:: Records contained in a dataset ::
—————

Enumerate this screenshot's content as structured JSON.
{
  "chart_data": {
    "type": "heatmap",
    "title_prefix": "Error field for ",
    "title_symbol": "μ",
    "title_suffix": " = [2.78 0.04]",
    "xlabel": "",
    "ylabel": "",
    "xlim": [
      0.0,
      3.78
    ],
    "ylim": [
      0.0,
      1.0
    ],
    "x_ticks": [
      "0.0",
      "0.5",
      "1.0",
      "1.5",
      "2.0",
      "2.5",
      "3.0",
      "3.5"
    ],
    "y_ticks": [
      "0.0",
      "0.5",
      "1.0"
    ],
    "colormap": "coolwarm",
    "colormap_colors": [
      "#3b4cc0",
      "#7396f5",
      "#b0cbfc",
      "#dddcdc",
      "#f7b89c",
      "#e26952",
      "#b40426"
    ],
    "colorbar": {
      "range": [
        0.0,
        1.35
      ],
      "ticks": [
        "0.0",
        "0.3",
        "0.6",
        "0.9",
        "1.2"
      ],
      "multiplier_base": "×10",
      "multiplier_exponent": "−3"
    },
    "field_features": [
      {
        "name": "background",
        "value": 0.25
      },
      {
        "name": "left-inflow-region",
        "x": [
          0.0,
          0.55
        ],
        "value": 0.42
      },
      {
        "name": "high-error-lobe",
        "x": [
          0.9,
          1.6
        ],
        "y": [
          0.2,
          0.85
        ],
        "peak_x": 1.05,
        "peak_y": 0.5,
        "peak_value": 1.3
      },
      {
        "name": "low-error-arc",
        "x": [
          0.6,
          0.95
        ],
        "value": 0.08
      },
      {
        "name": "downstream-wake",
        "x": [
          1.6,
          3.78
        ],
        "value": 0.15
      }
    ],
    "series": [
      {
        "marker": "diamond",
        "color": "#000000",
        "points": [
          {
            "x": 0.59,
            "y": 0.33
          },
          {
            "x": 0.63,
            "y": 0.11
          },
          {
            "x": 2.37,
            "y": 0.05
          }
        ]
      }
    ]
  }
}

—————

:: What the task requires ::
Repeat every entry exactly as written above.

:: Result below ::
Enumerate this screenshot's content as structured JSON.
{
  "chart_data": {
    "type": "heatmap",
    "title_prefix": "Error field for ",
    "title_symbol": "μ",
    "title_suffix": " = [2.78 0.04]",
    "xlabel": "",
    "ylabel": "",
    "xlim": [
      0.0,
      3.78
    ],
    "ylim": [
      0.0,
      1.0
    ],
    "x_ticks": [
      "0.0",
      "0.5",
      "1.0",
      "1.5",
      "2.0",
      "2.5",
      "3.0",
      "3.5"
    ],
    "y_ticks": [
      "0.0",
      "0.5",
      "1.0"
    ],
    "colormap": "coolwarm",
    "colormap_colors": [
      "#3b4cc0",
      "#7396f5",
      "#b0cbfc",
      "#dddcdc",
      "#f7b89c",
      "#e26952",
      "#b40426"
    ],
    "colorbar": {
      "range": [
        0.0,
        1.35
      ],
      "ticks": [
        "0.0",
        "0.3",
        "0.6",
        "0.9",
        "1.2"
      ],
      "multiplier_base": "×10",
      "multiplier_exponent": "−3"
    },
    "field_features": [
      {
        "name": "background",
        "value": 0.25
      },
      {
        "name": "left-inflow-region",
        "x": [
          0.0,
          0.55
        ],
        "value": 0.42
      },
      {
        "name": "high-error-lobe",
        "x": [
          0.9,
          1.6
        ],
        "y": [
          0.2,
          0.85
        ],
        "peak_x": 1.05,
        "peak_y": 0.5,
        "peak_value": 1.3
      },
      {
        "name": "low-error-arc",
        "x": [
          0.6,
          0.95
        ],
        "value": 0.08
      },
      {
        "name": "downstream-wake",
        "x": [
          1.6,
          3.78
        ],
        "value": 0.15
      }
    ],
    "series": [
      {
        "marker": "diamond",
        "color": "#000000",
        "points": [
          {
            "x": 0.59,
            "y": 0.33
          },
          {
            "x": 0.63,
            "y": 0.11
          },
          {
            "x": 2.37,
            "y": 0.05
          }
        ]
      }
    ]
  }
}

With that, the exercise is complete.